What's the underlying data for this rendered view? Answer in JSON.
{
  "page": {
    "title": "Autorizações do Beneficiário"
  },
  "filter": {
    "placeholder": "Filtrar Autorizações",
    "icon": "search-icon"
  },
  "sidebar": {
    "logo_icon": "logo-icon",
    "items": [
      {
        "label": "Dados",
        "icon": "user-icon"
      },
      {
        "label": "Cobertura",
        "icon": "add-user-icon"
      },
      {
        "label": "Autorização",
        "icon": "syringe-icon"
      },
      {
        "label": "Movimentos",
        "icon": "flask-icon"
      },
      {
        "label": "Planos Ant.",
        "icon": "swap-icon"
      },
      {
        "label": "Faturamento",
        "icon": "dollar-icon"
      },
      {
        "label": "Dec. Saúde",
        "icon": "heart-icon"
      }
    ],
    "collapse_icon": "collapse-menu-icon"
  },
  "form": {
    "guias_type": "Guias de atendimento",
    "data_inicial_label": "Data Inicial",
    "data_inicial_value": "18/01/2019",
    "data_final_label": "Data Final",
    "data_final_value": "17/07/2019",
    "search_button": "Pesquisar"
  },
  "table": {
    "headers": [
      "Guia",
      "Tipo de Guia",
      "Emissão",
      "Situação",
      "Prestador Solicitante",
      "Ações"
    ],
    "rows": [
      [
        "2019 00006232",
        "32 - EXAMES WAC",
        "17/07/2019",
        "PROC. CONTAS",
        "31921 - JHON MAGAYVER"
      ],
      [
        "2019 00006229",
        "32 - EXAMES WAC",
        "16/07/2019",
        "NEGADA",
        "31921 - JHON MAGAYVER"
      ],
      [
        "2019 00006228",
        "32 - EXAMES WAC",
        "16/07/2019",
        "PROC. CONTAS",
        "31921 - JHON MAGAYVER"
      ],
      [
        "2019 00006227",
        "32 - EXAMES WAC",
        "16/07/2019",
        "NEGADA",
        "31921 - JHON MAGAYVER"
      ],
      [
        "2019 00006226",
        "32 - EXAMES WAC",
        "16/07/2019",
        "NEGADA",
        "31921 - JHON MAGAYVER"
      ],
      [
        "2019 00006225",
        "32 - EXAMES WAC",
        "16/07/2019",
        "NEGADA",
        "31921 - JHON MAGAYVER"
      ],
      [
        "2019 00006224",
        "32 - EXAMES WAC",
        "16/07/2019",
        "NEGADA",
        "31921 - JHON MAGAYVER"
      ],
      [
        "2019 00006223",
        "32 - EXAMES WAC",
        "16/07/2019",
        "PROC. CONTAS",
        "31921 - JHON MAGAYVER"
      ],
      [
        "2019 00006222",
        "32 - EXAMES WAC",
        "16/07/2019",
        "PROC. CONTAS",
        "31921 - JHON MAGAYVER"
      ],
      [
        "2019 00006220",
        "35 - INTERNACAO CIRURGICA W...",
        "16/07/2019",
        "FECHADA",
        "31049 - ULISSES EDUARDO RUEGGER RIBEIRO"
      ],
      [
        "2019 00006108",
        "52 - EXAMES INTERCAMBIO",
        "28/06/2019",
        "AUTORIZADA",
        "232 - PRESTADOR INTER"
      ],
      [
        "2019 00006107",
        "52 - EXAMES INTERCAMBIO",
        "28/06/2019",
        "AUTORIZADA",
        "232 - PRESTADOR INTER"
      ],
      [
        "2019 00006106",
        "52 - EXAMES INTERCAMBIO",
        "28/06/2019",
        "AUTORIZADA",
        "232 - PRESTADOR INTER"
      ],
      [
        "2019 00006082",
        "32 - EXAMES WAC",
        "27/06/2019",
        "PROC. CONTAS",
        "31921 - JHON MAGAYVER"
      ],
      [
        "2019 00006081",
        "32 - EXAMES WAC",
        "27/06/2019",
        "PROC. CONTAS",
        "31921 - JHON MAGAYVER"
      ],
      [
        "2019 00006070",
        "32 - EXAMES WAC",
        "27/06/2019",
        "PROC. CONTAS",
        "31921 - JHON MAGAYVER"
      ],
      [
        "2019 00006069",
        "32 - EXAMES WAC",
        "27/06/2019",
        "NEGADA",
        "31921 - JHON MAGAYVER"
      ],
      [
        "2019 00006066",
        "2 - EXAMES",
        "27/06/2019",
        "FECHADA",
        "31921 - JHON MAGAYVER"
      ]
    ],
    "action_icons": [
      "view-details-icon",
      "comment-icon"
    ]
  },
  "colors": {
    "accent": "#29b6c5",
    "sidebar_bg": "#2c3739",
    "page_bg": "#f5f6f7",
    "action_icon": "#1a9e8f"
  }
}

================

**AIM OF THE EXERCISE:**
Write out every entry word for word.

**ANSWER TO THIS PROBLEM:**
What's the underlying data for this rendered view? Answer in JSON.
{
  "page": {
    "title": "Autorizações do Beneficiário"
  },
  "filter": {
    "placeholder": "Filtrar Autorizações",
    "icon": "search-icon"
  },
  "sidebar": {
    "logo_icon": "logo-icon",
    "items": [
      {
        "label": "Dados",
        "icon": "user-icon"
      },
      {
        "label": "Cobertura",
        "icon": "add-user-icon"
      },
      {
        "label": "Autorização",
        "icon": "syringe-icon"
      },
      {
        "label": "Movimentos",
        "icon": "flask-icon"
      },
      {
        "label": "Planos Ant.",
        "icon": "swap-icon"
      },
      {
        "label": "Faturamento",
        "icon": "dollar-icon"
      },
      {
        "label": "Dec. Saúde",
        "icon": "heart-icon"
      }
    ],
    "collapse_icon": "collapse-menu-icon"
  },
  "form": {
    "guias_type": "Guias de atendimento",
    "data_inicial_label": "Data Inicial",
    "data_inicial_value": "18/01/2019",
    "data_final_label": "Data Final",
    "data_final_value": "17/07/2019",
    "search_button": "Pesquisar"
  },
  "table": {
    "headers": [
      "Guia",
      "Tipo de Guia",
      "Emissão",
      "Situação",
      "Prestador Solicitante",
      "Ações"
    ],
    "rows": [
      [
        "2019 00006232",
        "32 - EXAMES WAC",
        "17/07/2019",
        "PROC. CONTAS",
        "31921 - JHON MAGAYVER"
      ],
      [
        "2019 00006229",
        "32 - EXAMES WAC",
        "16/07/2019",
        "NEGADA",
        "31921 - JHON MAGAYVER"
      ],
      [
        "2019 00006228",
        "32 - EXAMES WAC",
        "16/07/2019",
        "PROC. CONTAS",
        "31921 - JHON MAGAYVER"
      ],
      [
        "2019 00006227",
        "32 - EXAMES WAC",
        "16/07/2019",
        "NEGADA",
        "31921 - JHON MAGAYVER"
      ],
      [
        "2019 00006226",
        "32 - EXAMES WAC",
        "16/07/2019",
        "NEGADA",
        "31921 - JHON MAGAYVER"
      ],
      [
        "2019 00006225",
        "32 - EXAMES WAC",
        "16/07/2019",
        "NEGADA",
        "31921 - JHON MAGAYVER"
      ],
      [
        "2019 00006224",
        "32 - EXAMES WAC",
        "16/07/2019",
        "NEGADA",
        "31921 - JHON MAGAYVER"
      ],
      [
        "2019 00006223",
        "32 - EXAMES WAC",
        "16/07/2019",
        "PROC. CONTAS",
        "31921 - JHON MAGAYVER"
      ],
      [
        "2019 00006222",
        "32 - EXAMES WAC",
        "16/07/2019",
        "PROC. CONTAS",
        "31921 - JHON MAGAYVER"
      ],
      [
        "2019 00006220",
        "35 - INTERNACAO CIRURGICA W...",
        "16/07/2019",
        "FECHADA",
        "31049 - ULISSES EDUARDO RUEGGER RIBEIRO"
      ],
      [
        "2019 00006108",
        "52 - EXAMES INTERCAMBIO",
        "28/06/2019",
        "AUTORIZADA",
        "232 - PRESTADOR INTER"
      ],
      [
        "2019 00006107",
        "52 - EXAMES INTERCAMBIO",
        "28/06/2019",
        "AUTORIZADA",
        "232 - PRESTADOR INTER"
      ],
      [
        "2019 00006106",
        "52 - EXAMES INTERCAMBIO",
        "28/06/2019",
        "AUTORIZADA",
        "232 - PRESTADOR INTER"
      ],
      [
        "2019 00006082",
        "32 - EXAMES WAC",
        "27/06/2019",
        "PROC. CONTAS",
        "31921 - JHON MAGAYVER"
      ],
      [
        "2019 00006081",
        "32 - EXAMES WAC",
        "27/06/2019",
        "PROC. CONTAS",
        "31921 - JHON MAGAYVER"
      ],
      [
        "2019 00006070",
        "32 - EXAMES WAC",
        "27/06/2019",
        "PROC. CONTAS",
        "31921 - JHON MAGAYVER"
      ],
      [
        "2019 00006069",
        "32 - EXAMES WAC",
        "27/06/2019",
        "NEGADA",
        "31921 - JHON MAGAYVER"
      ],
      [
        "2019 00006066",
        "2 - EXAMES",
        "27/06/2019",
        "FECHADA",
        "31921 - JHON MAGAYVER"
      ]
    ],
    "action_icons": [
      "view-details-icon",
      "comment-icon"
    ]
  },
  "colors": {
    "accent": "#29b6c5",
    "sidebar_bg": "#2c3739",
    "page_bg": "#f5f6f7",
    "action_icon": "#1a9e8f"
  }
}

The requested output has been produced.